INSTRUCTIONS FOR THE TASK:
Report the number of lines in these entries that contain "text". Write only the number.

DATA RECORDS:
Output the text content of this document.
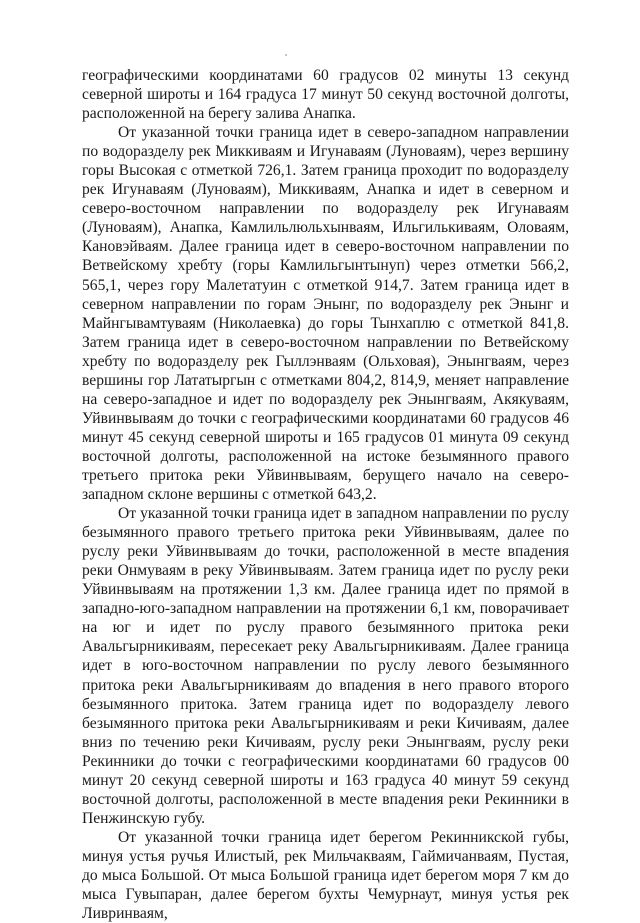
географическими координатами 60 градусов 02 минуты 13 секунд северной широты и 164 градуса 17 минут 50 секунд восточной долготы, расположенной на берегу залива Анапка.

От указанной точки граница идет в северо-западном направлении по водоразделу рек Миккиваям и Игунаваям (Луноваям), через вершину горы Высокая с отметкой 726,1. Затем граница проходит по водоразделу рек Игунаваям (Луноваям), Миккиваям, Анапка и идет в северном и северо-восточном направлении по водоразделу рек Игунаваям (Луноваям), Анапка, Камлильлюльхынваям, Ильгилькиваям, Оловаям, Кановэйваям. Далее граница идет в северо-восточном направлении по Ветвейскому хребту (горы Камлильгынтынуп) через отметки 566,2, 565,1, через гору Малетатуин с отметкой 914,7. Затем граница идет в северном направлении по горам Энынг, по водоразделу рек Энынг и Майнгывамтуваям (Николаевка) до горы Тынхаплю с отметкой 841,8. Затем граница идет в северо-восточном направлении по Ветвейскому хребту по водоразделу рек Гыллэнваям (Ольховая), Энынгваям, через вершины гор Лататыргын с отметками 804,2, 814,9, меняет направление на северо-западное и идет по водоразделу рек Энынгваям, Акякуваям, Уйвинвываям до точки с географическими координатами 60 градусов 46 минут 45 секунд северной широты и 165 градусов 01 минута 09 секунд восточной долготы, расположенной на истоке безымянного правого третьего притока реки Уйвинвываям, берущего начало на северо-западном склоне вершины с отметкой 643,2.

От указанной точки граница идет в западном направлении по руслу безымянного правого третьего притока реки Уйвинвываям, далее по руслу реки Уйвинвываям до точки, расположенной в месте впадения реки Онмуваям в реку Уйвинвываям. Затем граница идет по руслу реки Уйвинвываям на протяжении 1,3 км. Далее граница идет по прямой в западно-юго-западном направлении на протяжении 6,1 км, поворачивает на юг и идет по руслу правого безымянного притока реки Авальгырникиваям, пересекает реку Авальгырникиваям. Далее граница идет в юго-восточном направлении по руслу левого безымянного притока реки Авальгырникиваям до впадения в него правого второго безымянного притока. Затем граница идет по водоразделу левого безымянного притока реки Авальгырникиваям и реки Кичиваям, далее вниз по течению реки Кичиваям, руслу реки Энынгваям, руслу реки Рекинники до точки с географическими координатами 60 градусов 00 минут 20 секунд северной широты и 163 градуса 40 минут 59 секунд восточной долготы, расположенной в месте впадения реки Рекинники в Пенжинскую губу.

От указанной точки граница идет берегом Рекинникской губы, минуя устья ручья Илистый, рек Мильчакваям, Гаймичанваям, Пустая, до мыса Большой. От мыса Большой граница идет берегом моря 7 км до мыса Гувыпаран, далее берегом бухты Чемурнаут, минуя устья рек Ливринваям,
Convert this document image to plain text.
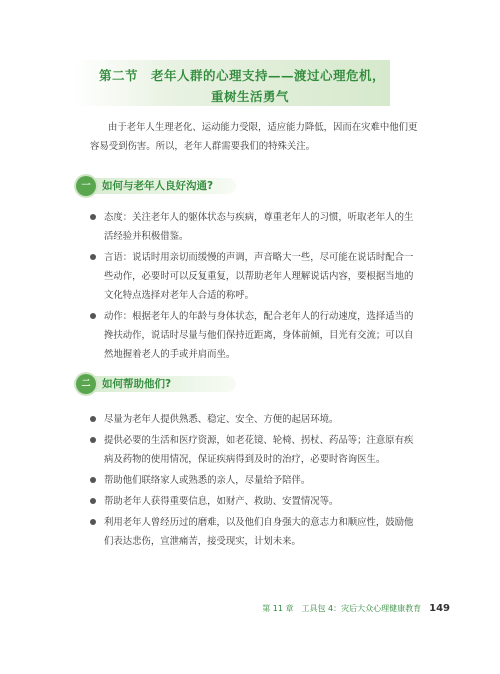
第二节　老年人群的心理支持——渡过心理危机，
重树生活勇气

由于老年人生理老化、运动能力受限，适应能力降低，因而在灾难中他们更容易受到伤害。所以，老年人群需要我们的特殊关注。

一	如何与老年人良好沟通?
态度：关注老年人的躯体状态与疾病，尊重老年人的习惯，听取老年人的生活经验并积极借鉴。
言语：说话时用亲切而缓慢的声调，声音略大一些，尽可能在说话时配合一些动作，必要时可以反复重复，以帮助老年人理解说话内容，要根据当地的文化特点选择对老年人合适的称呼。
动作：根据老年人的年龄与身体状态，配合老年人的行动速度，选择适当的搀扶动作，说话时尽量与他们保持近距离，身体前倾，目光有交流；可以自然地握着老人的手或并肩而坐。
二	如何帮助他们?
尽量为老年人提供熟悉、稳定、安全、方便的起居环境。
提供必要的生活和医疗资源，如老花镜、轮椅、拐杖、药品等；注意原有疾病及药物的使用情况，保证疾病得到及时的治疗，必要时咨询医生。
帮助他们联络家人或熟悉的亲人，尽量给予陪伴。
帮助老年人获得重要信息，如财产、救助、安置情况等。
利用老年人曾经历过的磨难，以及他们自身强大的意志力和顺应性，鼓励他们表达悲伤，宣泄痛苦，接受现实，计划未来。
第 11 章　工具包 4：灾后大众心理健康教育 149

TASK RESPONSE:
2